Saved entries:
--
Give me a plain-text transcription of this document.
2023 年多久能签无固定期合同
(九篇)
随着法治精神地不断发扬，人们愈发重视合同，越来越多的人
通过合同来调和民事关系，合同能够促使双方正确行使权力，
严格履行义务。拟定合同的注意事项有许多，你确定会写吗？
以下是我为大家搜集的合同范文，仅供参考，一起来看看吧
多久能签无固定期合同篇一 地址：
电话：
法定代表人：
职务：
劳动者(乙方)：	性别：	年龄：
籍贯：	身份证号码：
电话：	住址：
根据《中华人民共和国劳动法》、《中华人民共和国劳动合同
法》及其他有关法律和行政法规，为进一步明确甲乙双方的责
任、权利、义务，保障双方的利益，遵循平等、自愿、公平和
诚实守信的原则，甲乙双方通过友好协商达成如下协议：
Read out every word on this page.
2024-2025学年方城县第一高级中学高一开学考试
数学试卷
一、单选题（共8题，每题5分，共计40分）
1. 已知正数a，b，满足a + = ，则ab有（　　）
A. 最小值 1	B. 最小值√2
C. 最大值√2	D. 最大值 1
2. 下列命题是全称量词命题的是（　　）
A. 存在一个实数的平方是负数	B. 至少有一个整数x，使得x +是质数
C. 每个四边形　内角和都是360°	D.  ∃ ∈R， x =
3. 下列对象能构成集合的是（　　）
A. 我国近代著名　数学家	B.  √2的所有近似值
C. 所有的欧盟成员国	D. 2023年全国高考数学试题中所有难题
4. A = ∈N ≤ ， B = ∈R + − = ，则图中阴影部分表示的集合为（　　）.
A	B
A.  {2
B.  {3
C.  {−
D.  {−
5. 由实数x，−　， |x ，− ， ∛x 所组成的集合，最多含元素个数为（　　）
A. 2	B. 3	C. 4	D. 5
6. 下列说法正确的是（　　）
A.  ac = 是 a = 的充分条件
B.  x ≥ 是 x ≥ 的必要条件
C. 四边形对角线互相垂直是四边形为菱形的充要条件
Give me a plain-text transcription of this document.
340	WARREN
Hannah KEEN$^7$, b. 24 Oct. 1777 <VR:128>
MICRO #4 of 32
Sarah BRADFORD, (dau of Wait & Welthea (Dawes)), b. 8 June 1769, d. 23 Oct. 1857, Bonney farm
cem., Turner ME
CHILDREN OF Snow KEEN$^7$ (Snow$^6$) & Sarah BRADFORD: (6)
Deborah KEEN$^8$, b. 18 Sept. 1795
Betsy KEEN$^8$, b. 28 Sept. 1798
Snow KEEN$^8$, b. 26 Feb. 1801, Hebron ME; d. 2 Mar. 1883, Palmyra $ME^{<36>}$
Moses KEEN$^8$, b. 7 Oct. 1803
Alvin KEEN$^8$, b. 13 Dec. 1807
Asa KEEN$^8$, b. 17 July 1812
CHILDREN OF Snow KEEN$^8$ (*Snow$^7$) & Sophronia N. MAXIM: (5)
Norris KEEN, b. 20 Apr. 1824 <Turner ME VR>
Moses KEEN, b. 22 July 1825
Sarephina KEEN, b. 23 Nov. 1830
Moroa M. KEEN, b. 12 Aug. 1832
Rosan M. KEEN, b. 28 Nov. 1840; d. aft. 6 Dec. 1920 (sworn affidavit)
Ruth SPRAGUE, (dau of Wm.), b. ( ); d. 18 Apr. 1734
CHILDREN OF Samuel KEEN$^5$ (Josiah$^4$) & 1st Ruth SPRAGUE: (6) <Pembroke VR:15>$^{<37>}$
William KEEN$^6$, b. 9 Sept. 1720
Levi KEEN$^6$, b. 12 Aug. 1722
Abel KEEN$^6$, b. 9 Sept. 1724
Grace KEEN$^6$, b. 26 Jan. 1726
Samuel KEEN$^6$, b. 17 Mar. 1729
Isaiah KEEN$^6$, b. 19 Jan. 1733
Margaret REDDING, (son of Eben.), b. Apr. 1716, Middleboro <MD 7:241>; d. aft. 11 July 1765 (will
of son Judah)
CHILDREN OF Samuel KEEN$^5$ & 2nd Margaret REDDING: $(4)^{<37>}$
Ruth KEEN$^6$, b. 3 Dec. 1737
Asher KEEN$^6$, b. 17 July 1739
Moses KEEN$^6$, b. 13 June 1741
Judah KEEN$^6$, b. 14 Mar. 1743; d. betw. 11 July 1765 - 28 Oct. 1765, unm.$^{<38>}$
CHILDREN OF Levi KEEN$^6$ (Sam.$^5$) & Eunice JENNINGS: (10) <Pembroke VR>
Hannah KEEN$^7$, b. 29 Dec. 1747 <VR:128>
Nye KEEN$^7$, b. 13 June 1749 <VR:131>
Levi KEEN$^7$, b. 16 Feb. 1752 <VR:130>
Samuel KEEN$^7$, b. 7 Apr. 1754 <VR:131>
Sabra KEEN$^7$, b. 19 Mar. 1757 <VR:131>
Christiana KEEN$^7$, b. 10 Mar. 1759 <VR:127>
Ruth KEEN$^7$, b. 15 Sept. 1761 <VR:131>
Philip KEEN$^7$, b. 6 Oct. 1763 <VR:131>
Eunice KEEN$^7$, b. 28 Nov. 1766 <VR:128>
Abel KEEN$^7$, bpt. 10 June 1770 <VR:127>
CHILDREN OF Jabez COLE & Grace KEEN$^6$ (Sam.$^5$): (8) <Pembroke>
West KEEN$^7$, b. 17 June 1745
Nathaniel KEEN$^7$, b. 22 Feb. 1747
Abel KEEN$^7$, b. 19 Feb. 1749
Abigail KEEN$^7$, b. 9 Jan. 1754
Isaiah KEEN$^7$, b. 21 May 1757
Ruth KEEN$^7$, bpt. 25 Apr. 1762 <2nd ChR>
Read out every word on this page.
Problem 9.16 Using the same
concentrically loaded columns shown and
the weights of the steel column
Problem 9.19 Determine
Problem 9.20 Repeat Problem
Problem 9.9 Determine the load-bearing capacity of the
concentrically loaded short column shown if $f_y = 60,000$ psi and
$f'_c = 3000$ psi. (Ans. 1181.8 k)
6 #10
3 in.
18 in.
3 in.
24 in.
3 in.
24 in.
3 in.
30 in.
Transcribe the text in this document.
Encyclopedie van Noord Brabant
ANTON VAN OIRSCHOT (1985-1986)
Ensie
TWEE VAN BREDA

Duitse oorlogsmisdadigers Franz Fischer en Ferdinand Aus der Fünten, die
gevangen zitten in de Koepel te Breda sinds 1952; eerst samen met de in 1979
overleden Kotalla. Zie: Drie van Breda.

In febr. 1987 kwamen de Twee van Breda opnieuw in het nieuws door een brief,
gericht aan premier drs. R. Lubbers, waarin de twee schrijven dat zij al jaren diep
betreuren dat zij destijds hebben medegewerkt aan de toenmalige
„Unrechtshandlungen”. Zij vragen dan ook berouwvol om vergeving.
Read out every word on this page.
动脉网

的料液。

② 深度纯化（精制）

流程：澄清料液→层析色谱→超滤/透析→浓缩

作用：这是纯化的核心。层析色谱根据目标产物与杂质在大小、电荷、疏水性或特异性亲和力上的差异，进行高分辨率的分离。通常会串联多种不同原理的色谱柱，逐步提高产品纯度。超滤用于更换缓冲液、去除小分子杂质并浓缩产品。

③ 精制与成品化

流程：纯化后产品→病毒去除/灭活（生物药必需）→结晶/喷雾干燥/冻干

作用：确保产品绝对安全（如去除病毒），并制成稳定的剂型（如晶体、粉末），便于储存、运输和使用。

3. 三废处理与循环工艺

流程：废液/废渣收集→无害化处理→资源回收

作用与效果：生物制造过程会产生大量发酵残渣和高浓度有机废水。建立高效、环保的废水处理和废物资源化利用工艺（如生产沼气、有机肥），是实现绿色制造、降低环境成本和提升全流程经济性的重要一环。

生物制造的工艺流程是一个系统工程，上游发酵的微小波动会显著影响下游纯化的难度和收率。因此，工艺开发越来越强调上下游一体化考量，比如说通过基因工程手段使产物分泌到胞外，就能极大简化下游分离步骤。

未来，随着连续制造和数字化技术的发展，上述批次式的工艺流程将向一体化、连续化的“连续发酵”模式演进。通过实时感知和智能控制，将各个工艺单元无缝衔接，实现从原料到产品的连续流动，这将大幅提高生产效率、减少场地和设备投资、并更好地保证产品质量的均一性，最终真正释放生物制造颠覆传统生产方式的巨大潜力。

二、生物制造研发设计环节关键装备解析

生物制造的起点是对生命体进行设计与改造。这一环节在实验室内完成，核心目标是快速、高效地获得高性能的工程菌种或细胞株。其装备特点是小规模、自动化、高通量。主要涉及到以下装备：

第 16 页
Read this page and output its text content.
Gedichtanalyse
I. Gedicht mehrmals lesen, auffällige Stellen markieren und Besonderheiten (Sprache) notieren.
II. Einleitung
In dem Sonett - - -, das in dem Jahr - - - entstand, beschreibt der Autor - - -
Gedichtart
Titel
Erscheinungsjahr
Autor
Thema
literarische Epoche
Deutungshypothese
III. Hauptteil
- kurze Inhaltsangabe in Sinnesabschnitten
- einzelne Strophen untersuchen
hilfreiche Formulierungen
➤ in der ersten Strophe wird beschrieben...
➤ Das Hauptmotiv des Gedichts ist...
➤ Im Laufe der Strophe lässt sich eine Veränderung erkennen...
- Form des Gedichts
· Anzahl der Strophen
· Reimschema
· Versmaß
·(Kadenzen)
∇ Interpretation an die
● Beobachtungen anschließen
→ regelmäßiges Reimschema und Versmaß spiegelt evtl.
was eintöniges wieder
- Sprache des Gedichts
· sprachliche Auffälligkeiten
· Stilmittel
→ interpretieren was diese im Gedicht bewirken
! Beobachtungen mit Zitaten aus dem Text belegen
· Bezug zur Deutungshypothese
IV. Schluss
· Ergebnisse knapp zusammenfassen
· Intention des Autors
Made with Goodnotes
--
## What you will do
Filter the entries above down to the lines containing the word "SPRAGUE".

## Exercise result
Ruth SPRAGUE, (dau of Wm.), b. ( ); d. 18 Apr. 1734
CHILDREN OF Samuel KEEN$^5$ (Josiah$^4$) & 1st Ruth SPRAGUE: (6) <Pembroke VR:15>$^{<37>}$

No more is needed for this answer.